● Requirement
Reproduce every record exactly as it appears, but not the pictures.

● Structured figure records
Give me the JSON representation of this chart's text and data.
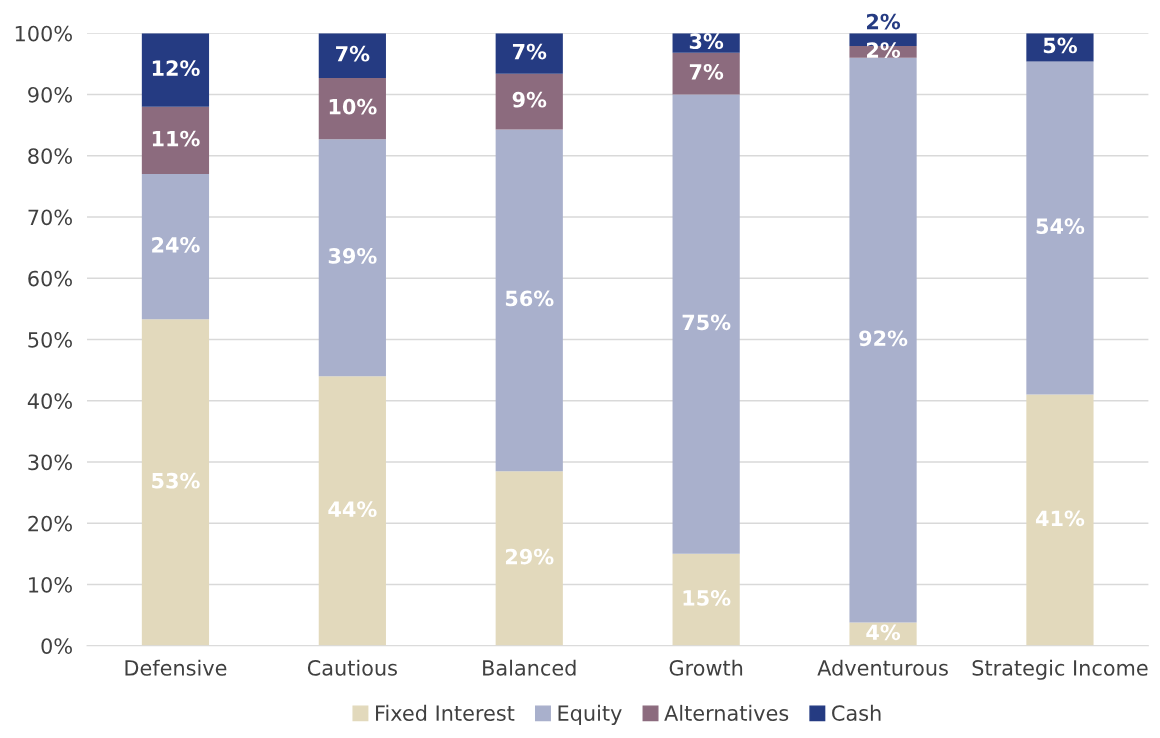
{
  "chart_data": {
    "type": "bar",
    "stacked": true,
    "categories": [
      "Defensive",
      "Cautious",
      "Balanced",
      "Growth",
      "Adventurous",
      "Strategic Income"
    ],
    "series": [
      {
        "name": "Fixed Interest",
        "color": "#e2d9bc",
        "values": [
          53.3,
          44,
          28.5,
          15,
          3.8,
          41
        ],
        "value_labels": [
          "53%",
          "44%",
          "29%",
          "15%",
          "4%",
          "41%"
        ]
      },
      {
        "name": "Equity",
        "color": "#a9b0cc",
        "values": [
          23.7,
          38.7,
          55.8,
          75,
          92.2,
          54.4
        ],
        "value_labels": [
          "24%",
          "39%",
          "56%",
          "75%",
          "92%",
          "54%"
        ]
      },
      {
        "name": "Alternatives",
        "color": "#8c6b7e",
        "values": [
          11,
          10,
          9.1,
          6.8,
          1.9,
          0
        ],
        "value_labels": [
          "11%",
          "10%",
          "9%",
          "7%",
          "2%",
          null
        ]
      },
      {
        "name": "Cash",
        "color": "#253b82",
        "values": [
          12,
          7.3,
          6.6,
          3.2,
          2.1,
          4.6
        ],
        "value_labels": [
          "12%",
          "7%",
          "7%",
          "3%",
          "2%",
          "5%"
        ]
      }
    ],
    "ylim": [
      0,
      100
    ],
    "yticks": [
      {
        "value": 0,
        "label": "0%"
      },
      {
        "value": 10,
        "label": "10%"
      },
      {
        "value": 20,
        "label": "20%"
      },
      {
        "value": 30,
        "label": "30%"
      },
      {
        "value": 40,
        "label": "40%"
      },
      {
        "value": 50,
        "label": "50%"
      },
      {
        "value": 60,
        "label": "60%"
      },
      {
        "value": 70,
        "label": "70%"
      },
      {
        "value": 80,
        "label": "80%"
      },
      {
        "value": 90,
        "label": "90%"
      },
      {
        "value": 100,
        "label": "100%"
      }
    ],
    "grid": "y",
    "legend": "bottom"
  }
}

● Exercise result
Give me the JSON representation of this chart's text and data.
{
  "chart_data": {
    "type": "bar",
    "stacked": true,
    "categories": [
      "Defensive",
      "Cautious",
      "Balanced",
      "Growth",
      "Adventurous",
      "Strategic Income"
    ],
    "series": [
      {
        "name": "Fixed Interest",
        "color": "#e2d9bc",
        "values": [
          53.3,
          44,
          28.5,
          15,
          3.8,
          41
        ],
        "value_labels": [
          "53%",
          "44%",
          "29%",
          "15%",
          "4%",
          "41%"
        ]
      },
      {
        "name": "Equity",
        "color": "#a9b0cc",
        "values": [
          23.7,
          38.7,
          55.8,
          75,
          92.2,
          54.4
        ],
        "value_labels": [
          "24%",
          "39%",
          "56%",
          "75%",
          "92%",
          "54%"
        ]
      },
      {
        "name": "Alternatives",
        "color": "#8c6b7e",
        "values": [
          11,
          10,
          9.1,
          6.8,
          1.9,
          0
        ],
        "value_labels": [
          "11%",
          "10%",
          "9%",
          "7%",
          "2%",
          null
        ]
      },
      {
        "name": "Cash",
        "color": "#253b82",
        "values": [
          12,
          7.3,
          6.6,
          3.2,
          2.1,
          4.6
        ],
        "value_labels": [
          "12%",
          "7%",
          "7%",
          "3%",
          "2%",
          "5%"
        ]
      }
    ],
    "ylim": [
      0,
      100
    ],
    "yticks": [
      {
        "value": 0,
        "label": "0%"
      },
      {
        "value": 10,
        "label": "10%"
      },
      {
        "value": 20,
        "label": "20%"
      },
      {
        "value": 30,
        "label": "30%"
      },
      {
        "value": 40,
        "label": "40%"
      },
      {
        "value": 50,
        "label": "50%"
      },
      {
        "value": 60,
        "label": "60%"
      },
      {
        "value": 70,
        "label": "70%"
      },
      {
        "value": 80,
        "label": "80%"
      },
      {
        "value": 90,
        "label": "90%"
      },
      {
        "value": 100,
        "label": "100%"
      }
    ],
    "grid": "y",
    "legend": "bottom"
  }
}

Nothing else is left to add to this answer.